Extract, from the records beneath this instruction, each line that contains the word "meant".

[Dataset entries]
====================
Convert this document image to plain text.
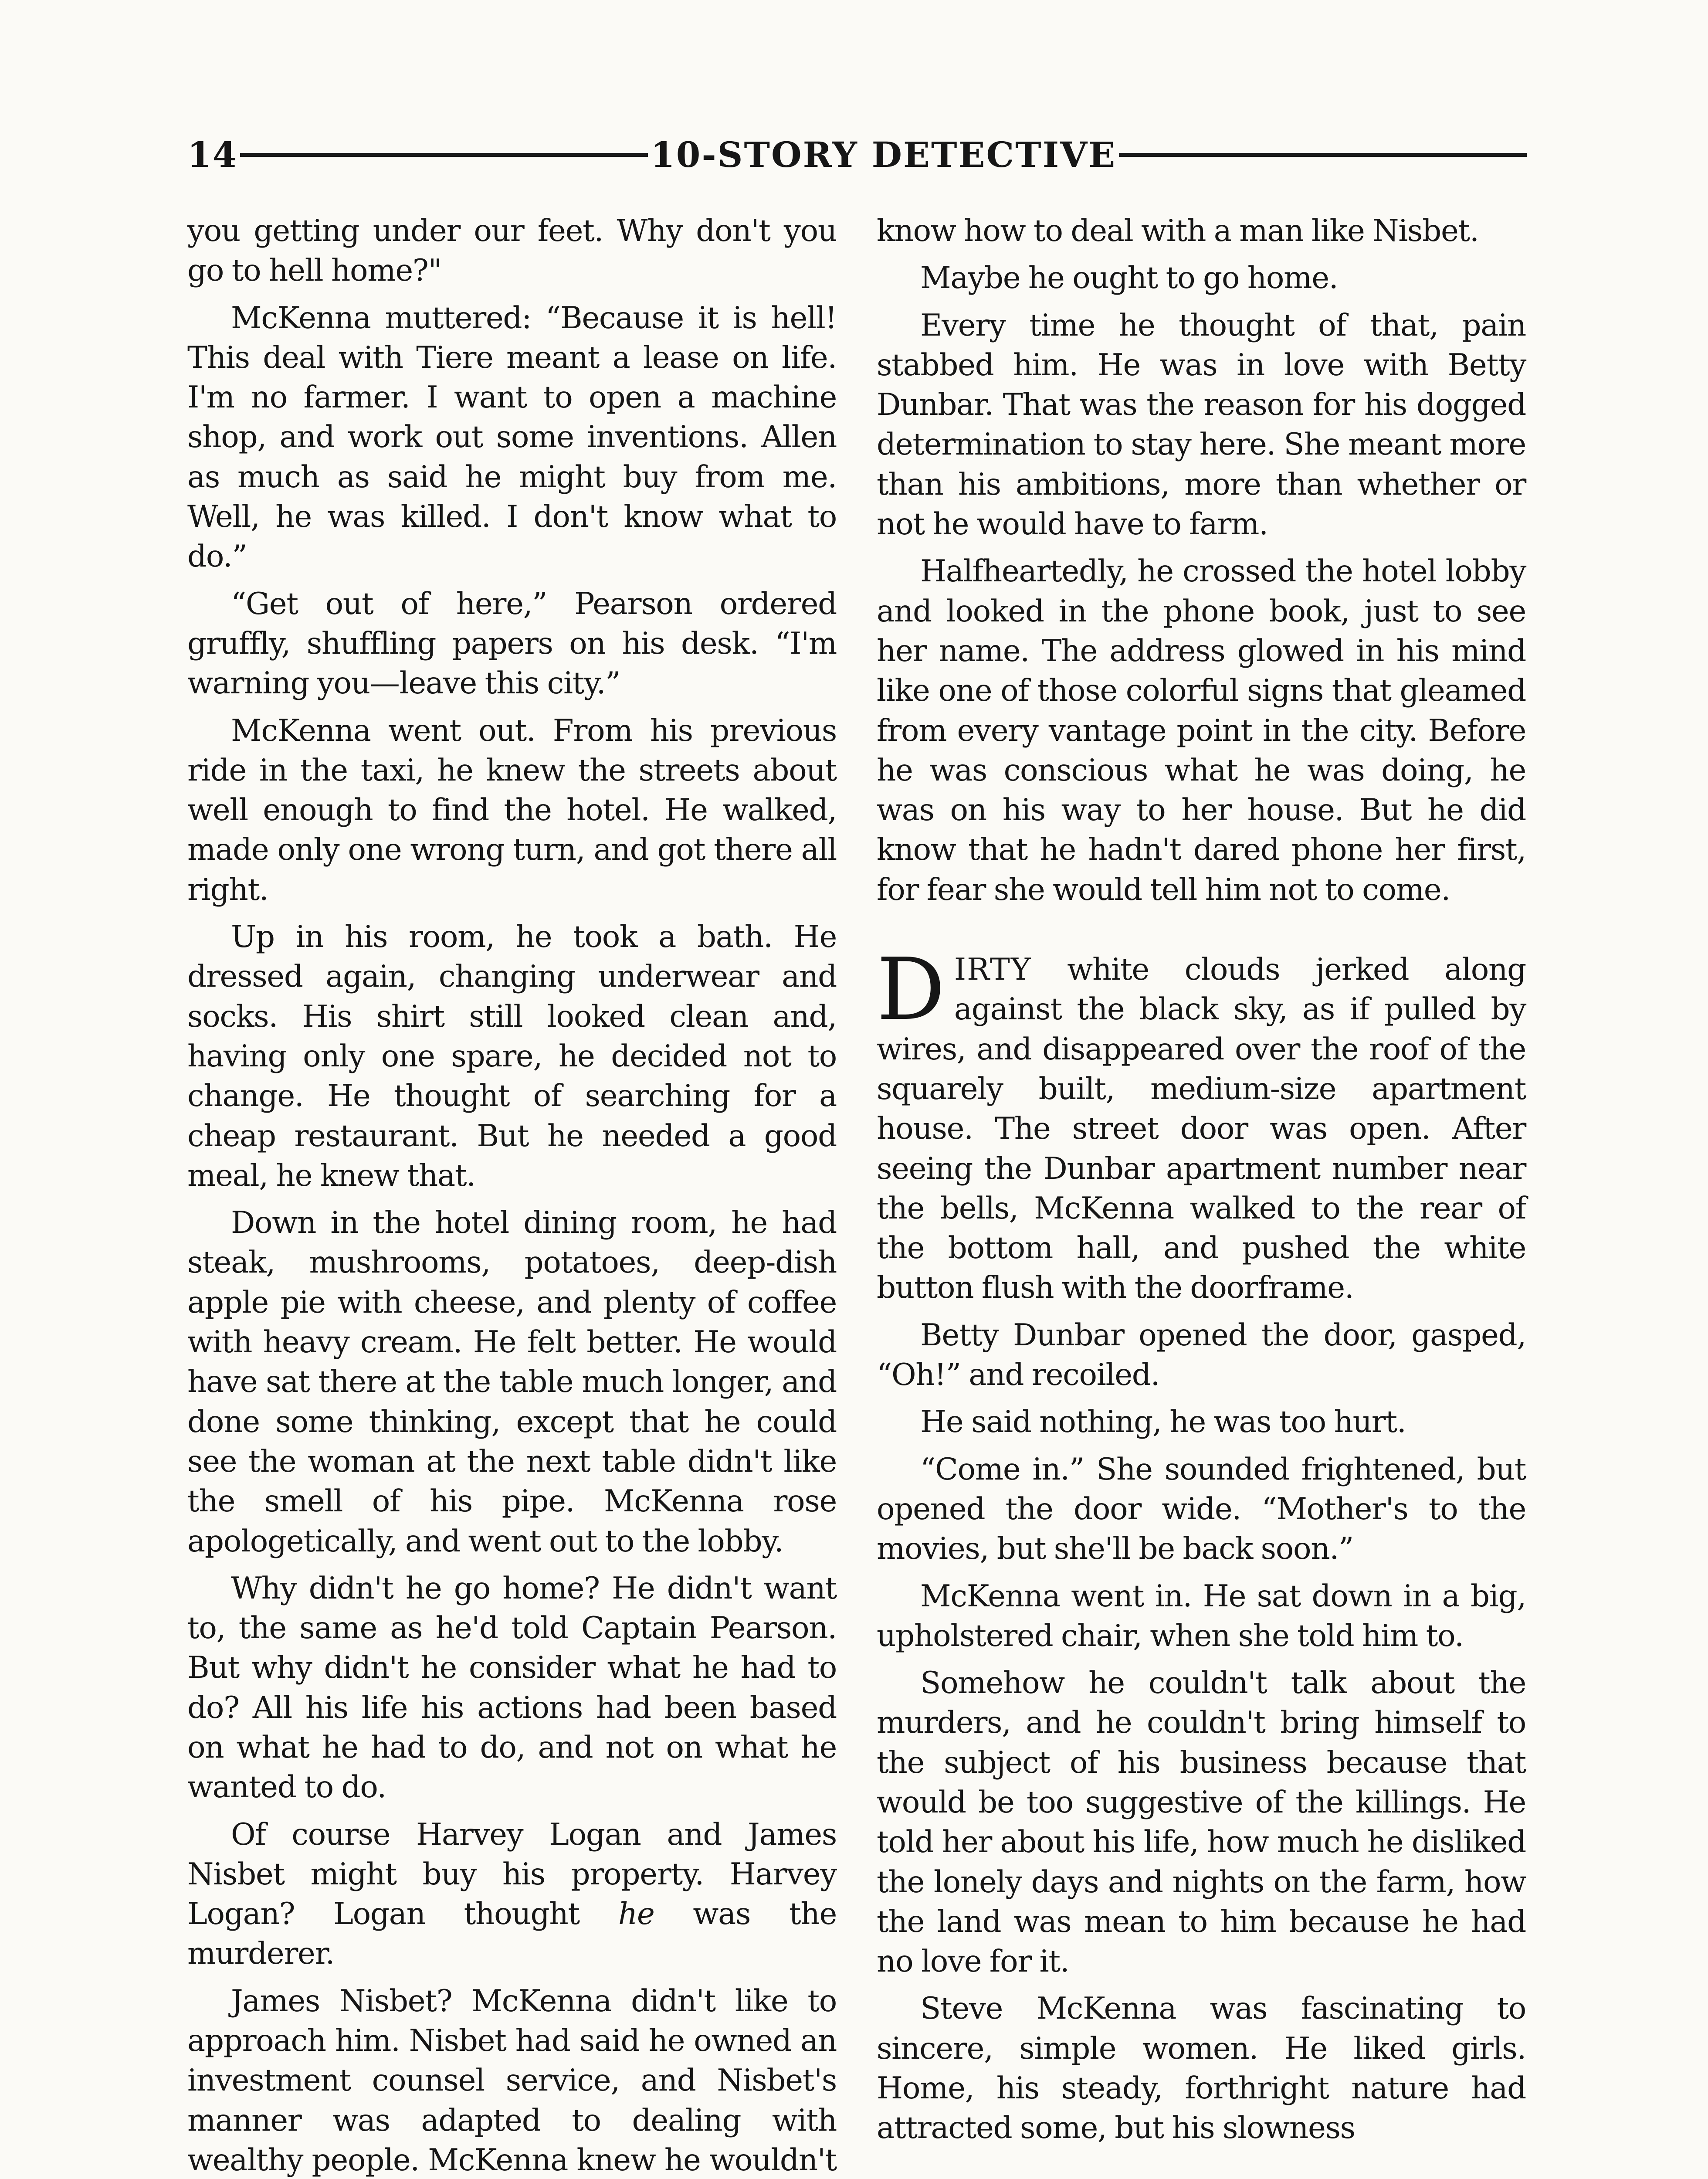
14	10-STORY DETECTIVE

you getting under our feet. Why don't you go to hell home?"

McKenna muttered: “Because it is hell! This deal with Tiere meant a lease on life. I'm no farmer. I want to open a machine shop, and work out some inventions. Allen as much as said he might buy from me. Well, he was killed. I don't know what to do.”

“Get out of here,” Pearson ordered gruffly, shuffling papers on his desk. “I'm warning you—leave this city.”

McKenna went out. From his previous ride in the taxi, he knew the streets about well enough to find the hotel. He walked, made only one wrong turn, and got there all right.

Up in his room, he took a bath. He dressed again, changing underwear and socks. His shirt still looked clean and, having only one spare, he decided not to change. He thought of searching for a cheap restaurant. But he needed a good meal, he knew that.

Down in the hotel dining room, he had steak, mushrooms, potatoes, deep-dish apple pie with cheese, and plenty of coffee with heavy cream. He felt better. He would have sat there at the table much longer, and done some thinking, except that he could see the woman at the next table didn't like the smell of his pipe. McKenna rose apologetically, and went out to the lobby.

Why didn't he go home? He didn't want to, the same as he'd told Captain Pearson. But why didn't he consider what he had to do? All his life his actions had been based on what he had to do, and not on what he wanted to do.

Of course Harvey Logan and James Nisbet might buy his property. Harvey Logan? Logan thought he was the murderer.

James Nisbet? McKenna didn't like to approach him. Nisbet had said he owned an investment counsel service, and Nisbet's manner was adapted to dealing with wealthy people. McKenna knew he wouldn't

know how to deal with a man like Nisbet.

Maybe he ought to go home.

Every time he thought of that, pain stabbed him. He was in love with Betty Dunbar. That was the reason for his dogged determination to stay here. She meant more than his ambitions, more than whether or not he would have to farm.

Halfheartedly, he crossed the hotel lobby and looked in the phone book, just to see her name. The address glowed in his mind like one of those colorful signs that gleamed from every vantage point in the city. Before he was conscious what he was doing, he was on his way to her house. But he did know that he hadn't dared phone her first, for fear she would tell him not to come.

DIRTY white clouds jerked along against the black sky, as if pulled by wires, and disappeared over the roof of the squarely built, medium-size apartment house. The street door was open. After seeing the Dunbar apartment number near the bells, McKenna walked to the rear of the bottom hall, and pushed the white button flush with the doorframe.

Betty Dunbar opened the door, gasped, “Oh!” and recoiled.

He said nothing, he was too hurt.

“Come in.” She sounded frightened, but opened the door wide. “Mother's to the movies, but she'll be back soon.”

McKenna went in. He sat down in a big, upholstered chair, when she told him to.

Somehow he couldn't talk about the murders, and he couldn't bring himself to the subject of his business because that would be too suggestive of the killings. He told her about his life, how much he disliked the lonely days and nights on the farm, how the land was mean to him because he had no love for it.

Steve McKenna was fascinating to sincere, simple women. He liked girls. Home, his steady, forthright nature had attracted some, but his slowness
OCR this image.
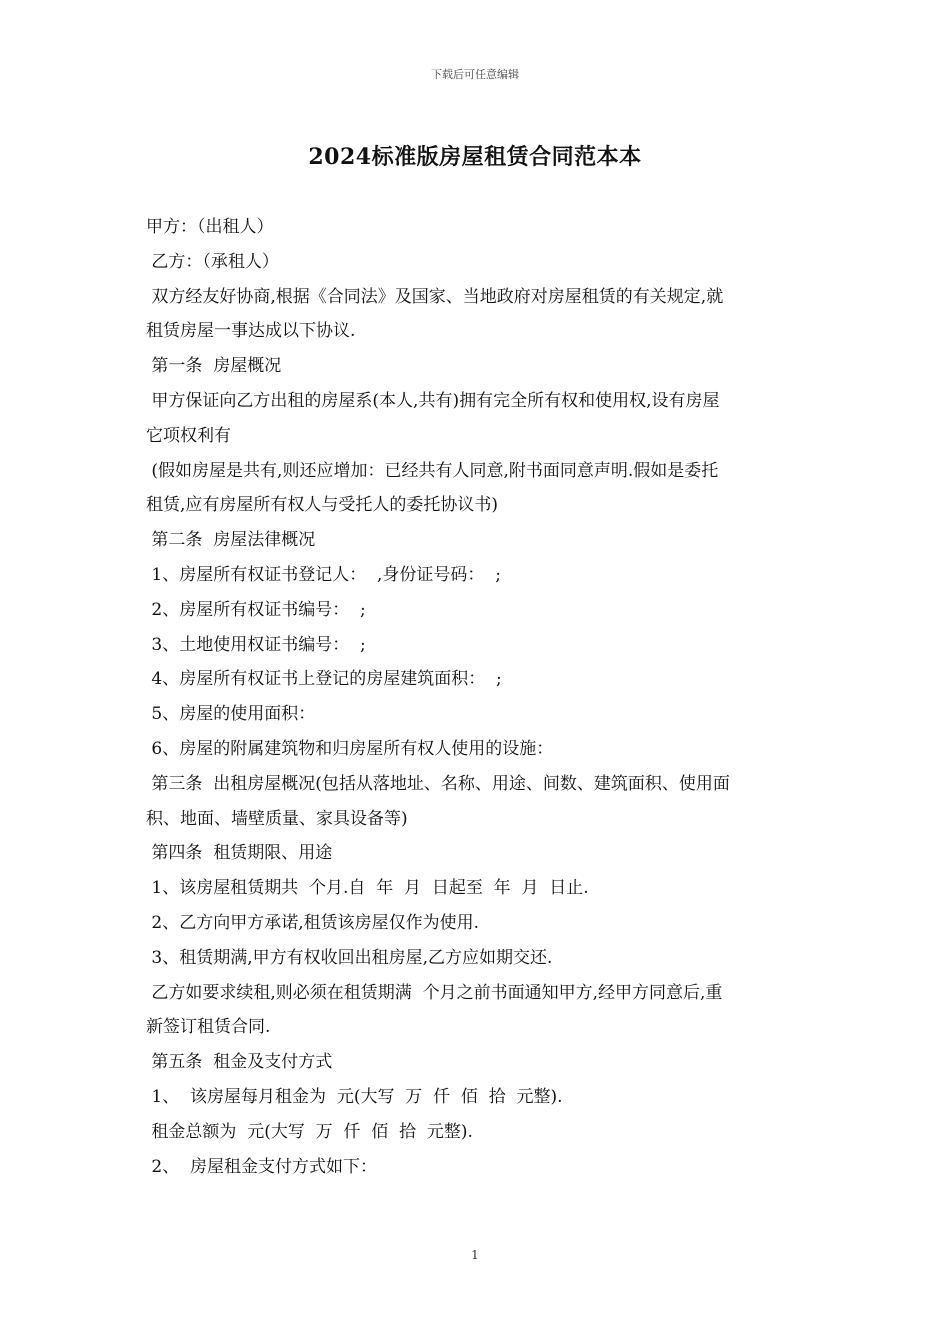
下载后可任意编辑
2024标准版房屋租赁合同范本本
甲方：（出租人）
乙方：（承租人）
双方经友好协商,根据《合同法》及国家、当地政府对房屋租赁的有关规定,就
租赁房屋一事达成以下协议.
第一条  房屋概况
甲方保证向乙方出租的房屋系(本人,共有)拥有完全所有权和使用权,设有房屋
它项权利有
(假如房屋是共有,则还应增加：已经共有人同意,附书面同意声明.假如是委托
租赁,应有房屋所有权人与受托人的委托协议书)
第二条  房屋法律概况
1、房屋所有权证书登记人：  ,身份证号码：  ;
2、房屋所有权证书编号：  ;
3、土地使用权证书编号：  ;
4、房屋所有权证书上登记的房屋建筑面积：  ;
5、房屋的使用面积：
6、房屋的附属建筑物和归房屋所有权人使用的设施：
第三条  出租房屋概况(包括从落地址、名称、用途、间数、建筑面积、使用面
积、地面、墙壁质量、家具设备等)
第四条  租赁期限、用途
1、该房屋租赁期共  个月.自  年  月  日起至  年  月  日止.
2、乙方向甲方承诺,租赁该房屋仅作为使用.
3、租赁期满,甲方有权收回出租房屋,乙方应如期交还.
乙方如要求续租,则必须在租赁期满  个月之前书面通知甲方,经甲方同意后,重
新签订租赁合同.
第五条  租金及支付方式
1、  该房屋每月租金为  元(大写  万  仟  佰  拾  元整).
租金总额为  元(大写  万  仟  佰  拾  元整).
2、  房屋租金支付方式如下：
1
====================
Written solution —
McKenna muttered: “Because it is hell! This deal with Tiere meant a lease on life. I'm no farmer. I want to open a machine shop, and work out some inventions. Allen as much as said he might buy from me. Well, he was killed. I don't know what to do.”
Every time he thought of that, pain stabbed him. He was in love with Betty Dunbar. That was the reason for his dogged determination to stay here. She meant more than his ambitions, more than whether or not he would have to farm.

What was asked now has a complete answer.